Raw data:
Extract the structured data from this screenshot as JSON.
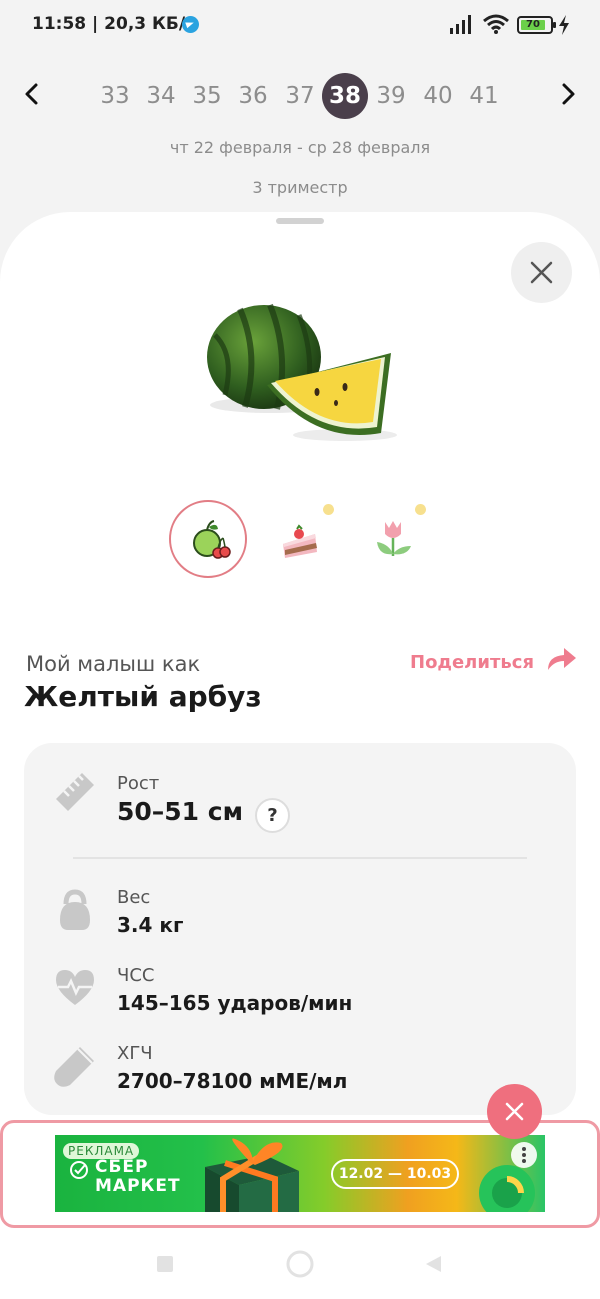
{
  "status_bar": {
    "time": "11:58",
    "speed": "20,3 КБ/с",
    "battery": "70",
    "icons": [
      "telegram-icon",
      "signal-icon",
      "wifi-icon",
      "battery-icon",
      "charging-icon"
    ]
  },
  "week_nav": {
    "weeks": [
      "33",
      "34",
      "35",
      "36",
      "37",
      "38",
      "39",
      "40",
      "41"
    ],
    "selected_week": "38",
    "date_range": "чт 22 февраля - ср 28 февраля",
    "trimester": "3 триместр"
  },
  "comparison": {
    "intro": "Мой малыш как",
    "fruit": "Желтый арбуз",
    "share_label": "Поделиться",
    "tabs": [
      "fruit-tab",
      "dessert-tab",
      "flower-tab"
    ]
  },
  "stats": {
    "height": {
      "label": "Рост",
      "value": "50–51 см",
      "help": "?"
    },
    "weight": {
      "label": "Вес",
      "value": "3.4 кг"
    },
    "heart_rate": {
      "label": "ЧСС",
      "value": "145–165 ударов/мин"
    },
    "hcg": {
      "label": "ХГЧ",
      "value": "2700–78100 мМЕ/мл"
    }
  },
  "ad": {
    "badge": "РЕКЛАМА",
    "brand_line1": "СБЕР",
    "brand_line2": "МАРКЕТ",
    "dates": "12.02 — 10.03"
  },
  "colors": {
    "accent": "#ef7c8e",
    "active_week": "#4a3f4b",
    "card_bg": "#f4f4f4"
  }
}
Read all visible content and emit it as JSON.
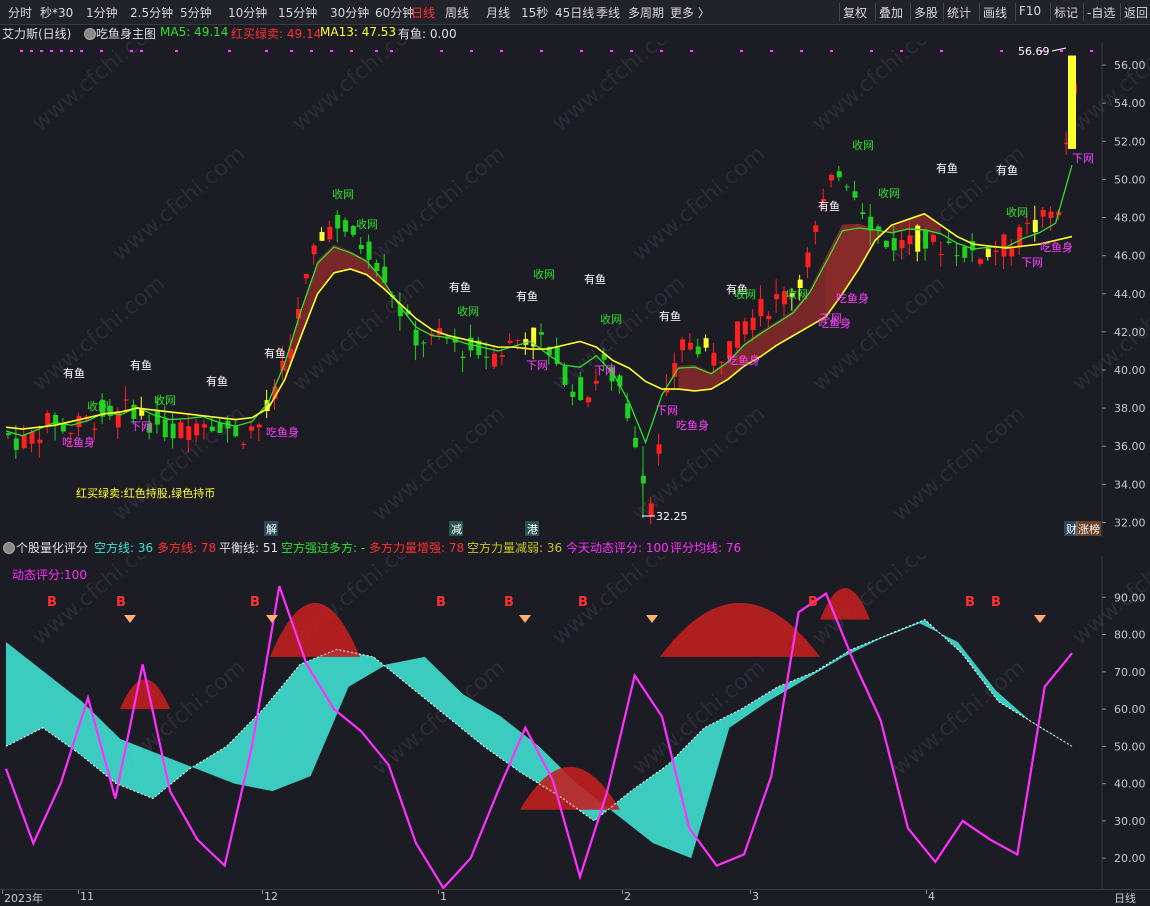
{
  "toolbar": {
    "left_items": [
      "分时",
      "秒*30",
      "1分钟",
      "2.5分钟",
      "5分钟",
      "10分钟",
      "15分钟",
      "30分钟",
      "60分钟",
      "日线",
      "周线",
      "月线",
      "15秒",
      "45日线",
      "季线",
      "多周期",
      "更多 〉"
    ],
    "active": "日线",
    "right_items": [
      "复权",
      "叠加",
      "多股",
      "统计",
      "画线",
      "F10",
      "标记",
      "-自选",
      "返回"
    ]
  },
  "main": {
    "stock": "艾力斯(日线)",
    "indicator": "吃鱼身主图",
    "ma5_label": "MA5: 49.14",
    "red_label": "红买绿卖: 49.14",
    "ma13_label": "MA13: 47.53",
    "fish_label": "有鱼: 0.00",
    "legend_note": "红买绿卖:红色持股,绿色持币",
    "high_label": "56.69",
    "low_label": "32.25",
    "y_ticks": [
      "56.00",
      "54.00",
      "52.00",
      "50.00",
      "48.00",
      "46.00",
      "44.00",
      "42.00",
      "40.00",
      "38.00",
      "36.00",
      "34.00",
      "32.00"
    ],
    "annotations": [
      {
        "text": "有鱼",
        "kind": "fish",
        "n": 1
      },
      {
        "text": "收网",
        "kind": "close",
        "n": 1
      },
      {
        "text": "下网",
        "kind": "net",
        "n": 1
      },
      {
        "text": "吃鱼身",
        "kind": "eat",
        "n": 1
      }
    ],
    "bottom_tags": [
      "解",
      "减",
      "港",
      "财",
      "涨榜"
    ]
  },
  "sub": {
    "title": "个股量化评分",
    "air": "空方线: 36",
    "bull": "多方线: 78",
    "balance": "平衡线: 51",
    "cross": "空方强过多方: -",
    "bull_power": "多方力量增强: 78",
    "bear_power": "空方力量减弱: 36",
    "today": "今天动态评分: 100",
    "avg": "评分均线: 76",
    "dyn_label": "动态评分:100",
    "buy_mark": "B",
    "y_ticks": [
      "90.00",
      "80.00",
      "70.00",
      "60.00",
      "50.00",
      "40.00",
      "30.00",
      "20.00"
    ]
  },
  "xaxis": {
    "labels": [
      "2023年",
      "11",
      "12",
      "1",
      "2",
      "3",
      "4"
    ],
    "right_label": "日线"
  },
  "watermark": "www.cfchi.com",
  "colors": {
    "up": "#ff2020",
    "down": "#20d020",
    "ma5": "#30e030",
    "ma13": "#ffff30",
    "score": "#ff30ff",
    "cyan": "#40e0d0",
    "band": "#c02020"
  },
  "chart_data": {
    "type": "candlestick",
    "title": "艾力斯(日线)",
    "ylim": [
      31.5,
      57
    ],
    "price_path": [
      36.6,
      36.2,
      36.8,
      37.4,
      36.9,
      37.2,
      37.8,
      37.5,
      38.1,
      37.4,
      37.0,
      36.8,
      37.2,
      37.5,
      37.0,
      36.7,
      37.1,
      38.6,
      41.2,
      44.5,
      47.2,
      47.8,
      47.0,
      46.4,
      45.1,
      43.2,
      41.8,
      41.5,
      41.6,
      41.2,
      41.0,
      40.8,
      41.3,
      41.9,
      41.5,
      40.6,
      39.2,
      38.8,
      40.3,
      39.2,
      36.5,
      33.0,
      38.4,
      41.2,
      41.4,
      40.6,
      41.3,
      42.4,
      43.1,
      43.6,
      44.2,
      45.8,
      48.5,
      50.6,
      49.6,
      47.9,
      46.8,
      46.6,
      46.9,
      46.5,
      46.7,
      46.3,
      46.1,
      46.4,
      46.5,
      47.3,
      47.8,
      48.6,
      54.5
    ],
    "ma_yellow": [
      37.0,
      36.9,
      37.0,
      37.1,
      37.3,
      37.5,
      37.7,
      37.8,
      38.0,
      37.9,
      37.8,
      37.7,
      37.6,
      37.5,
      37.4,
      37.5,
      38.0,
      39.5,
      41.8,
      44.0,
      45.1,
      45.3,
      45.0,
      44.3,
      43.5,
      42.7,
      42.1,
      41.8,
      41.6,
      41.4,
      41.2,
      41.2,
      41.1,
      41.1,
      41.3,
      41.5,
      41.2,
      40.5,
      40.1,
      39.4,
      39.0,
      39.0,
      38.9,
      39.0,
      39.5,
      40.2,
      40.7,
      41.3,
      41.8,
      42.3,
      42.8,
      44.0,
      45.3,
      46.8,
      47.6,
      47.9,
      48.2,
      47.6,
      47.0,
      46.6,
      46.5,
      46.4,
      46.5,
      46.6,
      46.8,
      47.0
    ],
    "score_path": [
      44,
      24,
      40,
      63,
      36,
      72,
      38,
      25,
      18,
      50,
      93,
      72,
      60,
      54,
      45,
      24,
      12,
      20,
      38,
      55,
      41,
      15,
      38,
      69,
      58,
      28,
      18,
      21,
      42,
      86,
      91,
      73,
      57,
      28,
      19,
      30,
      25,
      21,
      66,
      75
    ],
    "bull_path": [
      78,
      70,
      62,
      52,
      48,
      44,
      40,
      38,
      42,
      66,
      72,
      74,
      64,
      58,
      50,
      40,
      32,
      24,
      20,
      55,
      62,
      68,
      74,
      79,
      83,
      78,
      65,
      56,
      50
    ],
    "bear_path": [
      50,
      55,
      48,
      40,
      36,
      44,
      50,
      60,
      72,
      76,
      74,
      66,
      58,
      50,
      43,
      37,
      30,
      38,
      45,
      55,
      60,
      66,
      70,
      76,
      80,
      84,
      75,
      62,
      56,
      50
    ]
  }
}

Aim: Copy the data word for word. Pictures do not go in the copy.

The output:
Extract the structured data from this screenshot as JSON.
{
  "status_bar": {
    "time": "11:58",
    "speed": "20,3 КБ/с",
    "battery": "70",
    "icons": [
      "telegram-icon",
      "signal-icon",
      "wifi-icon",
      "battery-icon",
      "charging-icon"
    ]
  },
  "week_nav": {
    "weeks": [
      "33",
      "34",
      "35",
      "36",
      "37",
      "38",
      "39",
      "40",
      "41"
    ],
    "selected_week": "38",
    "date_range": "чт 22 февраля - ср 28 февраля",
    "trimester": "3 триместр"
  },
  "comparison": {
    "intro": "Мой малыш как",
    "fruit": "Желтый арбуз",
    "share_label": "Поделиться",
    "tabs": [
      "fruit-tab",
      "dessert-tab",
      "flower-tab"
    ]
  },
  "stats": {
    "height": {
      "label": "Рост",
      "value": "50–51 см",
      "help": "?"
    },
    "weight": {
      "label": "Вес",
      "value": "3.4 кг"
    },
    "heart_rate": {
      "label": "ЧСС",
      "value": "145–165 ударов/мин"
    },
    "hcg": {
      "label": "ХГЧ",
      "value": "2700–78100 мМЕ/мл"
    }
  },
  "ad": {
    "badge": "РЕКЛАМА",
    "brand_line1": "СБЕР",
    "brand_line2": "МАРКЕТ",
    "dates": "12.02 — 10.03"
  },
  "colors": {
    "accent": "#ef7c8e",
    "active_week": "#4a3f4b",
    "card_bg": "#f4f4f4"
  }
}
Read all visible content and emit it as JSON.
{
  "toolbar": {
    "left_items": [
      "分时",
      "秒*30",
      "1分钟",
      "2.5分钟",
      "5分钟",
      "10分钟",
      "15分钟",
      "30分钟",
      "60分钟",
      "日线",
      "周线",
      "月线",
      "15秒",
      "45日线",
      "季线",
      "多周期",
      "更多 〉"
    ],
    "active": "日线",
    "right_items": [
      "复权",
      "叠加",
      "多股",
      "统计",
      "画线",
      "F10",
      "标记",
      "-自选",
      "返回"
    ]
  },
  "main": {
    "stock": "艾力斯(日线)",
    "indicator": "吃鱼身主图",
    "ma5_label": "MA5: 49.14",
    "red_label": "红买绿卖: 49.14",
    "ma13_label": "MA13: 47.53",
    "fish_label": "有鱼: 0.00",
    "legend_note": "红买绿卖:红色持股,绿色持币",
    "high_label": "56.69",
    "low_label": "32.25",
    "y_ticks": [
      "56.00",
      "54.00",
      "52.00",
      "50.00",
      "48.00",
      "46.00",
      "44.00",
      "42.00",
      "40.00",
      "38.00",
      "36.00",
      "34.00",
      "32.00"
    ],
    "annotations": [
      {
        "text": "有鱼",
        "kind": "fish",
        "n": 1
      },
      {
        "text": "收网",
        "kind": "close",
        "n": 1
      },
      {
        "text": "下网",
        "kind": "net",
        "n": 1
      },
      {
        "text": "吃鱼身",
        "kind": "eat",
        "n": 1
      }
    ],
    "bottom_tags": [
      "解",
      "减",
      "港",
      "财",
      "涨榜"
    ]
  },
  "sub": {
    "title": "个股量化评分",
    "air": "空方线: 36",
    "bull": "多方线: 78",
    "balance": "平衡线: 51",
    "cross": "空方强过多方: -",
    "bull_power": "多方力量增强: 78",
    "bear_power": "空方力量减弱: 36",
    "today": "今天动态评分: 100",
    "avg": "评分均线: 76",
    "dyn_label": "动态评分:100",
    "buy_mark": "B",
    "y_ticks": [
      "90.00",
      "80.00",
      "70.00",
      "60.00",
      "50.00",
      "40.00",
      "30.00",
      "20.00"
    ]
  },
  "xaxis": {
    "labels": [
      "2023年",
      "11",
      "12",
      "1",
      "2",
      "3",
      "4"
    ],
    "right_label": "日线"
  },
  "watermark": "www.cfchi.com",
  "colors": {
    "up": "#ff2020",
    "down": "#20d020",
    "ma5": "#30e030",
    "ma13": "#ffff30",
    "score": "#ff30ff",
    "cyan": "#40e0d0",
    "band": "#c02020"
  },
  "chart_data": {
    "type": "candlestick",
    "title": "艾力斯(日线)",
    "ylim": [
      31.5,
      57
    ],
    "price_path": [
      36.6,
      36.2,
      36.8,
      37.4,
      36.9,
      37.2,
      37.8,
      37.5,
      38.1,
      37.4,
      37.0,
      36.8,
      37.2,
      37.5,
      37.0,
      36.7,
      37.1,
      38.6,
      41.2,
      44.5,
      47.2,
      47.8,
      47.0,
      46.4,
      45.1,
      43.2,
      41.8,
      41.5,
      41.6,
      41.2,
      41.0,
      40.8,
      41.3,
      41.9,
      41.5,
      40.6,
      39.2,
      38.8,
      40.3,
      39.2,
      36.5,
      33.0,
      38.4,
      41.2,
      41.4,
      40.6,
      41.3,
      42.4,
      43.1,
      43.6,
      44.2,
      45.8,
      48.5,
      50.6,
      49.6,
      47.9,
      46.8,
      46.6,
      46.9,
      46.5,
      46.7,
      46.3,
      46.1,
      46.4,
      46.5,
      47.3,
      47.8,
      48.6,
      54.5
    ],
    "ma_yellow": [
      37.0,
      36.9,
      37.0,
      37.1,
      37.3,
      37.5,
      37.7,
      37.8,
      38.0,
      37.9,
      37.8,
      37.7,
      37.6,
      37.5,
      37.4,
      37.5,
      38.0,
      39.5,
      41.8,
      44.0,
      45.1,
      45.3,
      45.0,
      44.3,
      43.5,
      42.7,
      42.1,
      41.8,
      41.6,
      41.4,
      41.2,
      41.2,
      41.1,
      41.1,
      41.3,
      41.5,
      41.2,
      40.5,
      40.1,
      39.4,
      39.0,
      39.0,
      38.9,
      39.0,
      39.5,
      40.2,
      40.7,
      41.3,
      41.8,
      42.3,
      42.8,
      44.0,
      45.3,
      46.8,
      47.6,
      47.9,
      48.2,
      47.6,
      47.0,
      46.6,
      46.5,
      46.4,
      46.5,
      46.6,
      46.8,
      47.0
    ],
    "score_path": [
      44,
      24,
      40,
      63,
      36,
      72,
      38,
      25,
      18,
      50,
      93,
      72,
      60,
      54,
      45,
      24,
      12,
      20,
      38,
      55,
      41,
      15,
      38,
      69,
      58,
      28,
      18,
      21,
      42,
      86,
      91,
      73,
      57,
      28,
      19,
      30,
      25,
      21,
      66,
      75
    ],
    "bull_path": [
      78,
      70,
      62,
      52,
      48,
      44,
      40,
      38,
      42,
      66,
      72,
      74,
      64,
      58,
      50,
      40,
      32,
      24,
      20,
      55,
      62,
      68,
      74,
      79,
      83,
      78,
      65,
      56,
      50
    ],
    "bear_path": [
      50,
      55,
      48,
      40,
      36,
      44,
      50,
      60,
      72,
      76,
      74,
      66,
      58,
      50,
      43,
      37,
      30,
      38,
      45,
      55,
      60,
      66,
      70,
      76,
      80,
      84,
      75,
      62,
      56,
      50
    ]
  }
}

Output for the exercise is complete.